[Data tied to figure images]

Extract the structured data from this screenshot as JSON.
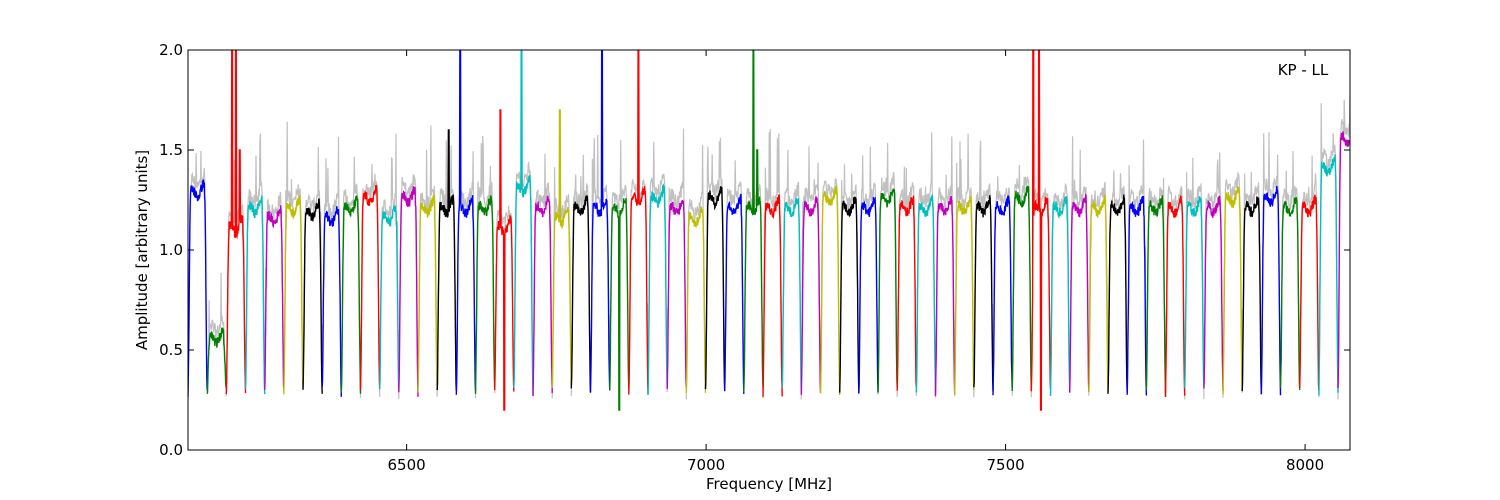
{
  "chart_data": {
    "type": "line",
    "title": "",
    "annotation": "KP - LL",
    "xlabel": "Frequency [MHz]",
    "ylabel": "Amplitude [arbitrary units]",
    "xlim": [
      6135,
      8075
    ],
    "ylim": [
      0.0,
      2.0
    ],
    "x_ticks": [
      6500,
      7000,
      7500,
      8000
    ],
    "x_tick_labels": [
      "6500",
      "7000",
      "7500",
      "8000"
    ],
    "y_ticks": [
      0.0,
      0.5,
      1.0,
      1.5,
      2.0
    ],
    "y_tick_labels": [
      "0.0",
      "0.5",
      "1.0",
      "1.5",
      "2.0"
    ],
    "grid": false,
    "channel_start_mhz": 6135,
    "channel_width_mhz": 32,
    "channel_colors": [
      "blue",
      "green",
      "red",
      "cyan",
      "magenta",
      "yellow",
      "black"
    ],
    "colors": {
      "blue": "#0000ff",
      "green": "#008000",
      "red": "#ff0000",
      "cyan": "#00bfbf",
      "magenta": "#bf00bf",
      "yellow": "#bfbf00",
      "black": "#000000",
      "background_trace": "#c0c0c0"
    },
    "channel_plateau_levels": [
      1.28,
      0.55,
      1.1,
      1.2,
      1.15,
      1.2,
      1.18,
      1.15,
      1.2,
      1.25,
      1.15,
      1.25,
      1.2,
      1.2,
      1.2,
      1.2,
      1.1,
      1.3,
      1.2,
      1.15,
      1.2,
      1.2,
      1.2,
      1.25,
      1.25,
      1.2,
      1.15,
      1.25,
      1.2,
      1.2,
      1.2,
      1.2,
      1.2,
      1.25,
      1.2,
      1.2,
      1.25,
      1.2,
      1.2,
      1.2,
      1.2,
      1.2,
      1.2,
      1.25,
      1.2,
      1.2,
      1.2,
      1.2,
      1.2,
      1.2,
      1.2,
      1.2,
      1.2,
      1.2,
      1.25,
      1.2,
      1.25,
      1.2,
      1.2,
      1.4,
      1.55
    ]
  }
}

EXERCISE REQUIREMENTS >> Quote every entry exactly, with the pictures omitted.

WRITTEN ANSWER >>
Extract the structured data from this screenshot as JSON.
{
  "chart_data": {
    "type": "line",
    "title": "",
    "annotation": "KP - LL",
    "xlabel": "Frequency [MHz]",
    "ylabel": "Amplitude [arbitrary units]",
    "xlim": [
      6135,
      8075
    ],
    "ylim": [
      0.0,
      2.0
    ],
    "x_ticks": [
      6500,
      7000,
      7500,
      8000
    ],
    "x_tick_labels": [
      "6500",
      "7000",
      "7500",
      "8000"
    ],
    "y_ticks": [
      0.0,
      0.5,
      1.0,
      1.5,
      2.0
    ],
    "y_tick_labels": [
      "0.0",
      "0.5",
      "1.0",
      "1.5",
      "2.0"
    ],
    "grid": false,
    "channel_start_mhz": 6135,
    "channel_width_mhz": 32,
    "channel_colors": [
      "blue",
      "green",
      "red",
      "cyan",
      "magenta",
      "yellow",
      "black"
    ],
    "colors": {
      "blue": "#0000ff",
      "green": "#008000",
      "red": "#ff0000",
      "cyan": "#00bfbf",
      "magenta": "#bf00bf",
      "yellow": "#bfbf00",
      "black": "#000000",
      "background_trace": "#c0c0c0"
    },
    "channel_plateau_levels": [
      1.28,
      0.55,
      1.1,
      1.2,
      1.15,
      1.2,
      1.18,
      1.15,
      1.2,
      1.25,
      1.15,
      1.25,
      1.2,
      1.2,
      1.2,
      1.2,
      1.1,
      1.3,
      1.2,
      1.15,
      1.2,
      1.2,
      1.2,
      1.25,
      1.25,
      1.2,
      1.15,
      1.25,
      1.2,
      1.2,
      1.2,
      1.2,
      1.2,
      1.25,
      1.2,
      1.2,
      1.25,
      1.2,
      1.2,
      1.2,
      1.2,
      1.2,
      1.2,
      1.25,
      1.2,
      1.2,
      1.2,
      1.2,
      1.2,
      1.2,
      1.2,
      1.2,
      1.2,
      1.2,
      1.25,
      1.2,
      1.25,
      1.2,
      1.2,
      1.4,
      1.55
    ]
  }
}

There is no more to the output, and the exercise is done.